──────── Supplied data

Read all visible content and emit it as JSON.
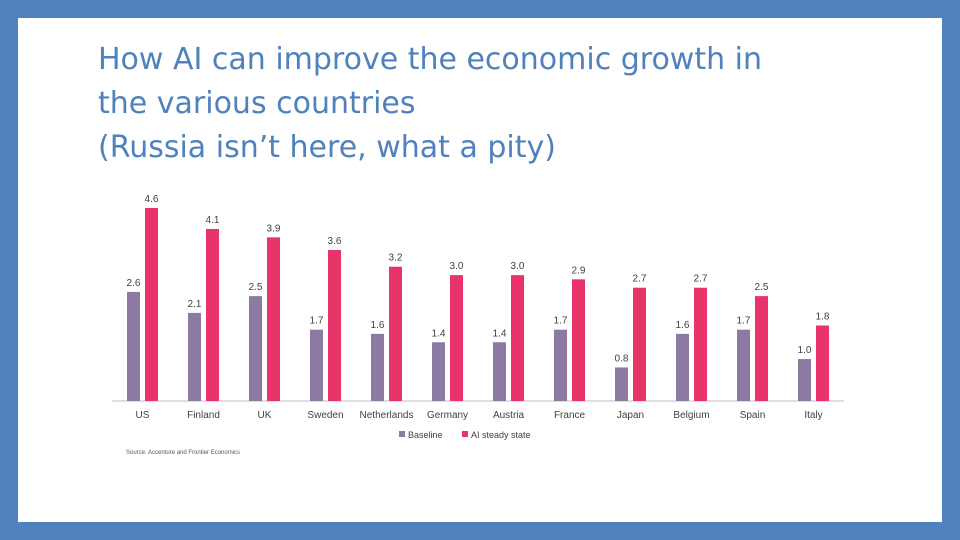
{
  "slide": {
    "title_lines": [
      "How AI can improve the economic growth in",
      "the various countries",
      "(Russia isn’t here, what a pity)"
    ],
    "source": "Source: Accenture and Frontier Economics"
  },
  "chart_data": {
    "type": "bar",
    "categories": [
      "US",
      "Finland",
      "UK",
      "Sweden",
      "Netherlands",
      "Germany",
      "Austria",
      "France",
      "Japan",
      "Belgium",
      "Spain",
      "Italy"
    ],
    "series": [
      {
        "name": "Baseline",
        "color": "#8c7aa3",
        "values": [
          2.6,
          2.1,
          2.5,
          1.7,
          1.6,
          1.4,
          1.4,
          1.7,
          0.8,
          1.6,
          1.7,
          1.0
        ]
      },
      {
        "name": "AI steady state",
        "color": "#e8336b",
        "values": [
          4.6,
          4.1,
          3.9,
          3.6,
          3.2,
          3.0,
          3.0,
          2.9,
          2.7,
          2.7,
          2.5,
          1.8
        ]
      }
    ],
    "value_labels": [
      [
        "2.6",
        "2.1",
        "2.5",
        "1.7",
        "1.6",
        "1.4",
        "1.4",
        "1.7",
        "0.8",
        "1.6",
        "1.7",
        "1.0"
      ],
      [
        "4.6",
        "4.1",
        "3.9",
        "3.6",
        "3.2",
        "3.0",
        "3.0",
        "2.9",
        "2.7",
        "2.7",
        "2.5",
        "1.8"
      ]
    ],
    "ylim": [
      0,
      4.6
    ],
    "grid": false,
    "legend_position": "bottom"
  }
}
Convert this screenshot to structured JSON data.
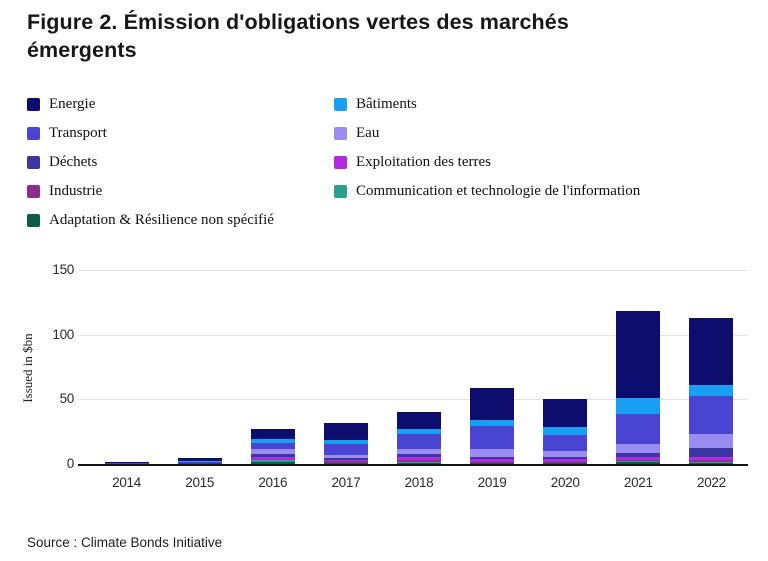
{
  "figure": {
    "title": "Figure 2. Émission d'obligations vertes des marchés émergents",
    "source": "Source : Climate Bonds Initiative"
  },
  "colors": {
    "energie": "#0D0D6E",
    "transport": "#4945D2",
    "dechets": "#3A37A3",
    "industrie": "#8F2D8F",
    "adaptation": "#0D5C4A",
    "batiments": "#189FF2",
    "eau": "#9A8CF0",
    "exploitation": "#B32BE0",
    "communication": "#2BA08E",
    "gridline": "#e2e2e2",
    "axis": "#141414"
  },
  "legend": {
    "columns": [
      [
        {
          "label": "Energie",
          "color": "#0D0D6E"
        },
        {
          "label": "Transport",
          "color": "#4945D2"
        },
        {
          "label": "Déchets",
          "color": "#3A37A3"
        },
        {
          "label": "Industrie",
          "color": "#8F2D8F"
        },
        {
          "label": "Adaptation & Résilience non spécifié",
          "color": "#0D5C4A"
        }
      ],
      [
        {
          "label": "Bâtiments",
          "color": "#189FF2"
        },
        {
          "label": "Eau",
          "color": "#9A8CF0"
        },
        {
          "label": "Exploitation des terres",
          "color": "#B32BE0"
        },
        {
          "label": "Communication et technologie de l'information",
          "color": "#2BA08E"
        }
      ]
    ]
  },
  "chart_data": {
    "type": "bar",
    "stacked": true,
    "title": "Figure 2. Émission d'obligations vertes des marchés émergents",
    "xlabel": "",
    "ylabel": "Issued in $bn",
    "ylim": [
      0,
      150
    ],
    "yticks": [
      0,
      50,
      100,
      150
    ],
    "grid": true,
    "legend_position": "top-left-two-columns",
    "categories": [
      "2014",
      "2015",
      "2016",
      "2017",
      "2018",
      "2019",
      "2020",
      "2021",
      "2022"
    ],
    "stack_order": "bottom-to-top",
    "series": [
      {
        "name": "Adaptation & Résilience non spécifié",
        "color": "#0D5C4A",
        "values": [
          0,
          0,
          1.7,
          0.5,
          0.7,
          0.5,
          0.5,
          1.5,
          1.0
        ]
      },
      {
        "name": "Communication et technologie de l'information",
        "color": "#2BA08E",
        "values": [
          0,
          0,
          1.5,
          0.5,
          0.7,
          0.5,
          0.5,
          0.7,
          0.8
        ]
      },
      {
        "name": "Industrie",
        "color": "#8F2D8F",
        "values": [
          0,
          0.1,
          0.3,
          1.3,
          1.8,
          0.8,
          0.8,
          1.0,
          1.2
        ]
      },
      {
        "name": "Exploitation des terres",
        "color": "#B32BE0",
        "values": [
          0,
          0.1,
          2.0,
          0.5,
          2.0,
          2.0,
          1.8,
          2.0,
          2.6
        ]
      },
      {
        "name": "Déchets",
        "color": "#3A37A3",
        "values": [
          0,
          0.3,
          2.3,
          1.8,
          2.5,
          1.5,
          1.8,
          3.0,
          6.9
        ]
      },
      {
        "name": "Eau",
        "color": "#9A8CF0",
        "values": [
          0,
          0.2,
          3.8,
          2.6,
          3.8,
          6.0,
          5.0,
          7.5,
          11.0
        ]
      },
      {
        "name": "Transport",
        "color": "#4945D2",
        "values": [
          0.4,
          1.2,
          4.6,
          8.4,
          11.5,
          18.0,
          12.0,
          23.0,
          29.0
        ]
      },
      {
        "name": "Bâtiments",
        "color": "#189FF2",
        "values": [
          0,
          0.2,
          3.0,
          3.1,
          3.8,
          5.0,
          6.0,
          12.5,
          8.5
        ]
      },
      {
        "name": "Energie",
        "color": "#0D0D6E",
        "values": [
          1.5,
          2.7,
          7.6,
          13.4,
          13.8,
          24.5,
          21.6,
          67.0,
          52.0
        ]
      }
    ]
  }
}
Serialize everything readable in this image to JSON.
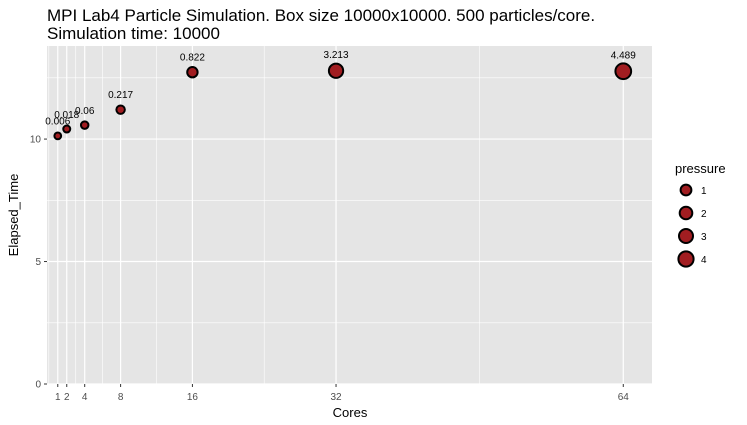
{
  "chart_data": {
    "type": "scatter",
    "title": "MPI Lab4 Particle Simulation. Box size 10000x10000. 500 particles/core.",
    "subtitle": "Simulation time: 10000",
    "xlabel": "Cores",
    "ylabel": "Elapsed_Time",
    "xlim": [
      -0.2,
      67.2
    ],
    "ylim": [
      0,
      13.8
    ],
    "x_ticks": [
      1,
      2,
      4,
      8,
      16,
      32,
      64
    ],
    "x_tick_labels": [
      "1",
      "2",
      "4",
      "8",
      "16",
      "32",
      "64"
    ],
    "x_minor_gridlines": [
      0,
      3,
      6,
      12,
      24,
      48
    ],
    "y_ticks": [
      0,
      5,
      10
    ],
    "y_tick_labels": [
      "0",
      "5",
      "10"
    ],
    "y_minor_gridlines": [
      2.5,
      7.5,
      12.5
    ],
    "grid": true,
    "points": [
      {
        "x": 1,
        "y": 10.13,
        "pressure": 0.006,
        "label": "0.006"
      },
      {
        "x": 2,
        "y": 10.41,
        "pressure": 0.018,
        "label": "0.018"
      },
      {
        "x": 4,
        "y": 10.57,
        "pressure": 0.06,
        "label": "0.06"
      },
      {
        "x": 8,
        "y": 11.2,
        "pressure": 0.217,
        "label": "0.217"
      },
      {
        "x": 16,
        "y": 12.73,
        "pressure": 0.822,
        "label": "0.822"
      },
      {
        "x": 32,
        "y": 12.79,
        "pressure": 3.213,
        "label": "3.213"
      },
      {
        "x": 64,
        "y": 12.77,
        "pressure": 4.489,
        "label": "4.489"
      }
    ],
    "point_fill": "#a11d21",
    "point_stroke": "#000000",
    "panel_background": "#e5e5e5",
    "grid_color": "#ffffff",
    "legend": {
      "title": "pressure",
      "position": "right",
      "entries": [
        {
          "label": "1",
          "value": 1
        },
        {
          "label": "2",
          "value": 2
        },
        {
          "label": "3",
          "value": 3
        },
        {
          "label": "4",
          "value": 4
        }
      ]
    }
  }
}
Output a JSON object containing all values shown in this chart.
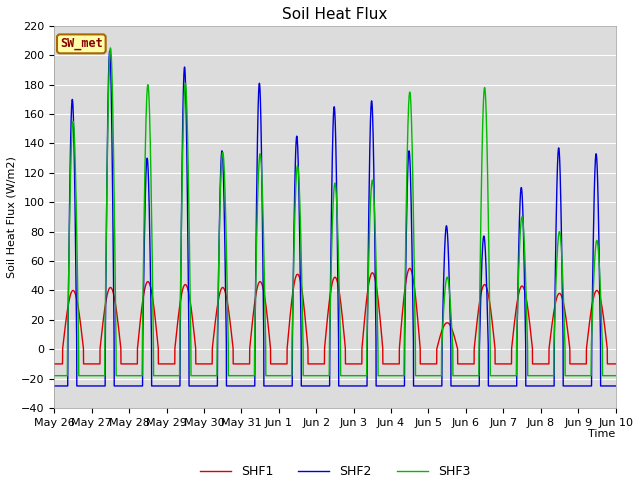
{
  "title": "Soil Heat Flux",
  "ylabel": "Soil Heat Flux (W/m2)",
  "xlabel": "Time",
  "ylim": [
    -40,
    220
  ],
  "legend_label": "SW_met",
  "series": [
    "SHF1",
    "SHF2",
    "SHF3"
  ],
  "colors": [
    "#dd0000",
    "#0000dd",
    "#00bb00"
  ],
  "background_color": "#dcdcdc",
  "figure_color": "#ffffff",
  "xtick_labels": [
    "May 26",
    "May 27",
    "May 28",
    "May 29",
    "May 30",
    "May 31",
    "Jun 1",
    "Jun 2",
    "Jun 3",
    "Jun 4",
    "Jun 5",
    "Jun 6",
    "Jun 7",
    "Jun 8",
    "Jun 9",
    "Jun 10"
  ],
  "yticks": [
    -40,
    -20,
    0,
    20,
    40,
    60,
    80,
    100,
    120,
    140,
    160,
    180,
    200,
    220
  ],
  "linewidth": 1.0,
  "peaks_shf1": [
    40,
    42,
    46,
    44,
    42,
    46,
    51,
    49,
    52,
    55,
    18,
    44,
    43,
    38,
    40
  ],
  "peaks_shf2": [
    170,
    203,
    130,
    192,
    135,
    181,
    145,
    165,
    169,
    135,
    84,
    77,
    110,
    137,
    133
  ],
  "peaks_shf3": [
    155,
    205,
    180,
    181,
    134,
    133,
    125,
    113,
    115,
    175,
    49,
    178,
    90,
    80,
    74
  ],
  "night_shf1": -10,
  "night_shf2": -25,
  "night_shf3": -18,
  "n_days": 15,
  "pts_per_day": 288
}
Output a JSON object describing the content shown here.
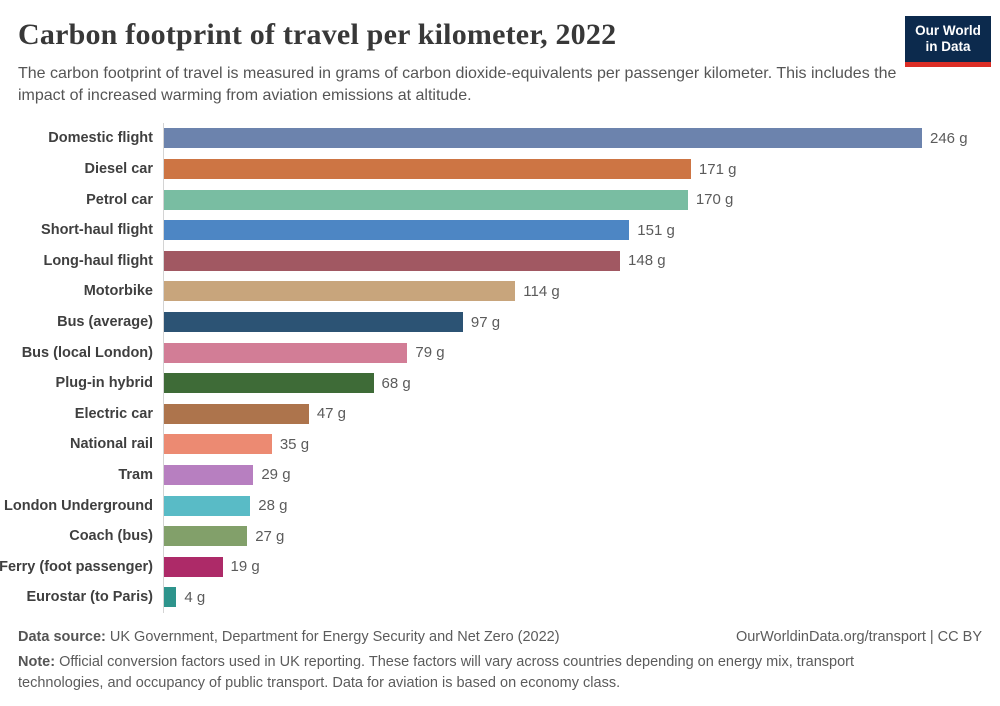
{
  "header": {
    "title": "Carbon footprint of travel per kilometer, 2022",
    "subtitle": "The carbon footprint of travel is measured in grams of carbon dioxide-equivalents per passenger kilometer. This includes the impact of increased warming from aviation emissions at altitude.",
    "logo": {
      "line1": "Our World",
      "line2": "in Data",
      "bg_color": "#0c2a4d",
      "accent_color": "#dc2d25"
    }
  },
  "chart_data": {
    "type": "bar",
    "orientation": "horizontal",
    "title": "Carbon footprint of travel per kilometer, 2022",
    "xlabel": "",
    "ylabel": "",
    "unit": "grams CO2-equivalents per passenger kilometer",
    "xlim": [
      0,
      246
    ],
    "grid": false,
    "legend": "none",
    "categories": [
      "Domestic flight",
      "Diesel car",
      "Petrol car",
      "Short-haul flight",
      "Long-haul flight",
      "Motorbike",
      "Bus (average)",
      "Bus (local London)",
      "Plug-in hybrid",
      "Electric car",
      "National rail",
      "Tram",
      "London Underground",
      "Coach (bus)",
      "Ferry (foot passenger)",
      "Eurostar (to Paris)"
    ],
    "values": [
      246,
      171,
      170,
      151,
      148,
      114,
      97,
      79,
      68,
      47,
      35,
      29,
      28,
      27,
      19,
      4
    ],
    "value_labels": [
      "246 g",
      "171 g",
      "170 g",
      "151 g",
      "148 g",
      "114 g",
      "97 g",
      "79 g",
      "68 g",
      "47 g",
      "35 g",
      "29 g",
      "28 g",
      "27 g",
      "19 g",
      "4 g"
    ],
    "colors": [
      "#6c83ad",
      "#cd7544",
      "#79bda2",
      "#4d86c4",
      "#a15862",
      "#c8a57c",
      "#2c5374",
      "#d27d96",
      "#3e6b37",
      "#ad744c",
      "#ec8a72",
      "#b77fc0",
      "#59bbc6",
      "#82a06a",
      "#ad2a68",
      "#2e948c"
    ]
  },
  "footer": {
    "data_source_label": "Data source:",
    "data_source": " UK Government, Department for Energy Security and Net Zero (2022)",
    "link": "OurWorldinData.org/transport | CC BY",
    "note_label": "Note:",
    "note": " Official conversion factors used in UK reporting. These factors will vary across countries depending on energy mix, transport technologies, and occupancy of public transport. Data for aviation is based on economy class."
  }
}
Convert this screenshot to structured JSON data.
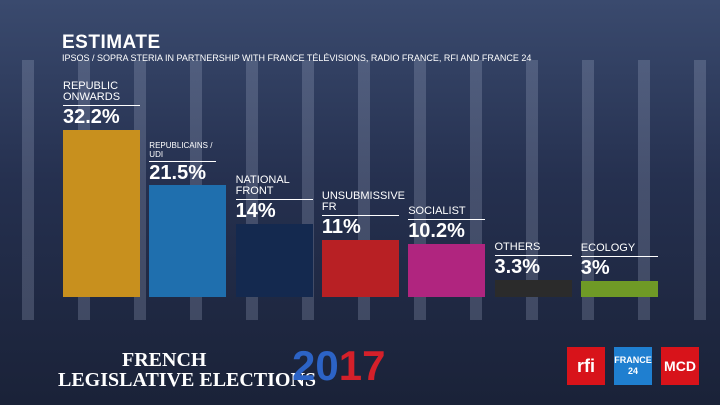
{
  "chart_data": {
    "type": "bar",
    "title": "ESTIMATE",
    "subtitle": "IPSOS / SOPRA STERIA IN PARTNERSHIP WITH FRANCE TÉLÉVISIONS, RADIO FRANCE, RFI AND FRANCE 24",
    "categories": [
      "REPUBLIC ONWARDS",
      "REPUBLICAINS / UDI",
      "NATIONAL FRONT",
      "UNSUBMISSIVE FR",
      "SOCIALIST",
      "OTHERS",
      "ECOLOGY"
    ],
    "values": [
      32.2,
      21.5,
      14,
      11,
      10.2,
      3.3,
      3
    ],
    "value_labels": [
      "32.2%",
      "21.5%",
      "14%",
      "11%",
      "10.2%",
      "3.3%",
      "3%"
    ],
    "colors": [
      "#c8901e",
      "#1f6fae",
      "#14294f",
      "#b82024",
      "#b0257f",
      "#2b2b2b",
      "#6f9a26"
    ]
  },
  "footer": {
    "line1": "FRENCH",
    "line2": "LEGISLATIVE ELECTIONS",
    "year": "2017",
    "logos": [
      "rfi",
      "FRANCE 24",
      "MCD"
    ]
  }
}
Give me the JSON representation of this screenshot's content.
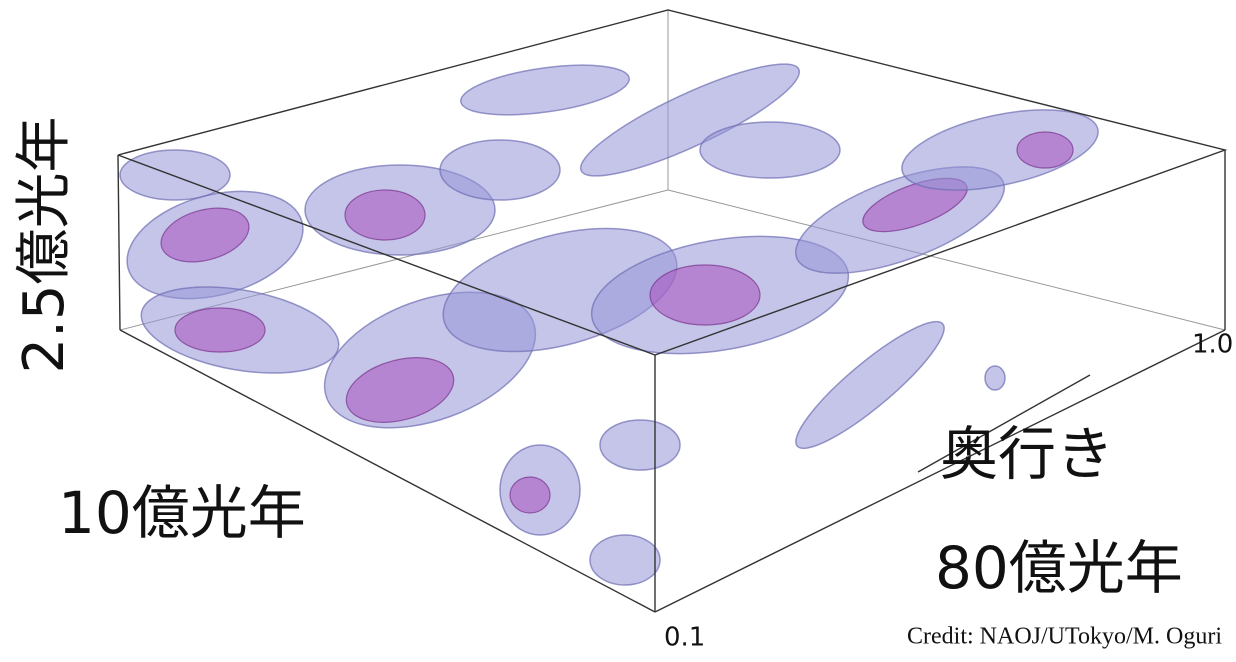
{
  "labels": {
    "height": "2.5億光年",
    "width": "10億光年",
    "depth_title": "奥行き",
    "depth": "80億光年",
    "depth_near": "0.1",
    "depth_far": "1.0"
  },
  "credit": "Credit: NAOJ/UTokyo/M. Oguri"
}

────────────────

Goal of the exercise: From the listing above, pick out every line containing "Heat".

The solution:
  "title": "Soil Heat Flux",
  "ylabel": "Soil Heat Flux (W/m2)",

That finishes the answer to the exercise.